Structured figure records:
──────────────────────────────

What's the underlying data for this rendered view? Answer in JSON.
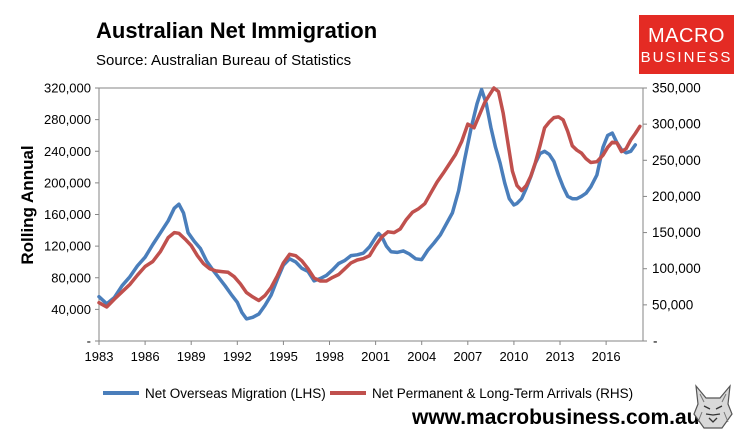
{
  "header": {
    "title": "Australian Net Immigration",
    "subtitle": "Source: Australian Bureau of Statistics"
  },
  "logo": {
    "line1": "MACRO",
    "line2": "BUSINESS",
    "color": "#e42b24"
  },
  "footer": {
    "website": "www.macrobusiness.com.au"
  },
  "chart_data": {
    "type": "line",
    "title": "Australian Net Immigration",
    "subtitle": "Source: Australian Bureau of Statistics",
    "ylabel": "Rolling Annual",
    "xlabel": "",
    "grid": false,
    "legend_position": "bottom",
    "x_ticks": [
      "1983",
      "1986",
      "1989",
      "1992",
      "1995",
      "1998",
      "2001",
      "2004",
      "2007",
      "2010",
      "2013",
      "2016"
    ],
    "xlim": [
      1983,
      2018.4
    ],
    "y_left": {
      "ticks": [
        "-",
        "40,000",
        "80,000",
        "120,000",
        "160,000",
        "200,000",
        "240,000",
        "280,000",
        "320,000"
      ],
      "ylim": [
        0,
        320000
      ]
    },
    "y_right": {
      "ticks": [
        "-",
        "50,000",
        "100,000",
        "150,000",
        "200,000",
        "250,000",
        "300,000",
        "350,000"
      ],
      "ylim": [
        0,
        350000
      ]
    },
    "series": [
      {
        "name": "Net Overseas Migration (LHS)",
        "axis": "left",
        "color": "#4a7ebb",
        "x": [
          1983.0,
          1983.5,
          1984.0,
          1984.5,
          1985.0,
          1985.5,
          1986.0,
          1986.5,
          1987.0,
          1987.5,
          1987.9,
          1988.2,
          1988.5,
          1988.8,
          1989.2,
          1989.6,
          1990.0,
          1990.4,
          1990.8,
          1991.2,
          1991.6,
          1992.0,
          1992.3,
          1992.6,
          1993.0,
          1993.4,
          1993.8,
          1994.2,
          1994.6,
          1995.0,
          1995.4,
          1995.8,
          1996.2,
          1996.6,
          1997.0,
          1997.4,
          1997.8,
          1998.2,
          1998.6,
          1999.0,
          1999.4,
          1999.8,
          2000.2,
          2000.6,
          2001.0,
          2001.2,
          2001.4,
          2001.7,
          2002.0,
          2002.4,
          2002.8,
          2003.2,
          2003.6,
          2004.0,
          2004.4,
          2004.8,
          2005.2,
          2005.6,
          2006.0,
          2006.4,
          2006.8,
          2007.2,
          2007.6,
          2007.9,
          2008.2,
          2008.5,
          2008.8,
          2009.1,
          2009.4,
          2009.7,
          2010.0,
          2010.2,
          2010.5,
          2010.8,
          2011.1,
          2011.4,
          2011.7,
          2012.0,
          2012.3,
          2012.6,
          2012.9,
          2013.2,
          2013.5,
          2013.8,
          2014.1,
          2014.4,
          2014.7,
          2015.0,
          2015.4,
          2015.8,
          2016.1,
          2016.4,
          2016.7,
          2017.0,
          2017.3,
          2017.6,
          2017.9
        ],
        "values": [
          56000,
          47000,
          55000,
          70000,
          81000,
          95000,
          106000,
          122000,
          137000,
          152000,
          168000,
          173000,
          162000,
          137000,
          126000,
          117000,
          101000,
          90000,
          80000,
          70000,
          59000,
          49000,
          36000,
          28000,
          30000,
          34000,
          45000,
          58000,
          78000,
          96000,
          104000,
          100000,
          92000,
          88000,
          76000,
          79000,
          83000,
          90000,
          98000,
          102000,
          108000,
          109000,
          111000,
          119000,
          131000,
          136000,
          132000,
          120000,
          113000,
          112000,
          114000,
          110000,
          104000,
          103000,
          115000,
          124000,
          134000,
          148000,
          162000,
          190000,
          230000,
          268000,
          300000,
          318000,
          300000,
          270000,
          245000,
          225000,
          200000,
          180000,
          172000,
          174000,
          180000,
          193000,
          208000,
          225000,
          237000,
          240000,
          236000,
          227000,
          210000,
          195000,
          183000,
          180000,
          180000,
          183000,
          187000,
          195000,
          210000,
          245000,
          260000,
          263000,
          251000,
          242000,
          238000,
          240000,
          248000
        ]
      },
      {
        "name": "Net Permanent & Long-Term Arrivals (RHS)",
        "axis": "right",
        "color": "#c0504d",
        "x": [
          1983.0,
          1983.5,
          1984.0,
          1984.5,
          1985.0,
          1985.5,
          1986.0,
          1986.5,
          1987.0,
          1987.5,
          1987.9,
          1988.2,
          1988.6,
          1989.0,
          1989.4,
          1989.8,
          1990.2,
          1990.6,
          1991.0,
          1991.4,
          1991.8,
          1992.2,
          1992.6,
          1993.0,
          1993.4,
          1993.8,
          1994.2,
          1994.6,
          1995.0,
          1995.4,
          1995.8,
          1996.2,
          1996.6,
          1997.0,
          1997.4,
          1997.8,
          1998.2,
          1998.6,
          1999.0,
          1999.4,
          1999.8,
          2000.2,
          2000.6,
          2001.0,
          2001.4,
          2001.8,
          2002.2,
          2002.6,
          2003.0,
          2003.4,
          2003.8,
          2004.2,
          2004.6,
          2005.0,
          2005.4,
          2005.8,
          2006.2,
          2006.6,
          2007.0,
          2007.4,
          2007.8,
          2008.1,
          2008.4,
          2008.7,
          2009.0,
          2009.3,
          2009.6,
          2009.9,
          2010.2,
          2010.5,
          2010.8,
          2011.1,
          2011.4,
          2011.7,
          2012.0,
          2012.3,
          2012.6,
          2012.9,
          2013.2,
          2013.5,
          2013.8,
          2014.1,
          2014.4,
          2014.7,
          2015.0,
          2015.4,
          2015.8,
          2016.1,
          2016.4,
          2016.7,
          2017.0,
          2017.3,
          2017.6,
          2017.9,
          2018.2
        ],
        "values": [
          53000,
          47000,
          58000,
          68000,
          78000,
          91000,
          103000,
          110000,
          124000,
          143000,
          150000,
          149000,
          141000,
          132000,
          118000,
          107000,
          100000,
          97000,
          96000,
          95000,
          89000,
          79000,
          67000,
          61000,
          56000,
          63000,
          74000,
          90000,
          108000,
          120000,
          118000,
          111000,
          100000,
          87000,
          83000,
          83000,
          88000,
          92000,
          100000,
          108000,
          112000,
          114000,
          118000,
          132000,
          144000,
          151000,
          150000,
          155000,
          168000,
          178000,
          183000,
          190000,
          205000,
          220000,
          232000,
          245000,
          258000,
          276000,
          300000,
          295000,
          315000,
          330000,
          340000,
          350000,
          345000,
          315000,
          275000,
          235000,
          215000,
          208000,
          215000,
          228000,
          247000,
          270000,
          295000,
          303000,
          309000,
          310000,
          306000,
          290000,
          270000,
          264000,
          260000,
          252000,
          247000,
          248000,
          257000,
          268000,
          275000,
          274000,
          262000,
          266000,
          278000,
          287000,
          297000
        ]
      }
    ]
  }
}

──────────────────────────────

▶ [Your task]:
Find the string "Australian" in the entries above and return each line that holds it.

▶ [Exercise solution]:
    "title": "Australian Net Immigration",
    "subtitle": "Source: Australian Bureau of Statistics"
    "title": "Australian Net Immigration",
    "subtitle": "Source: Australian Bureau of Statistics",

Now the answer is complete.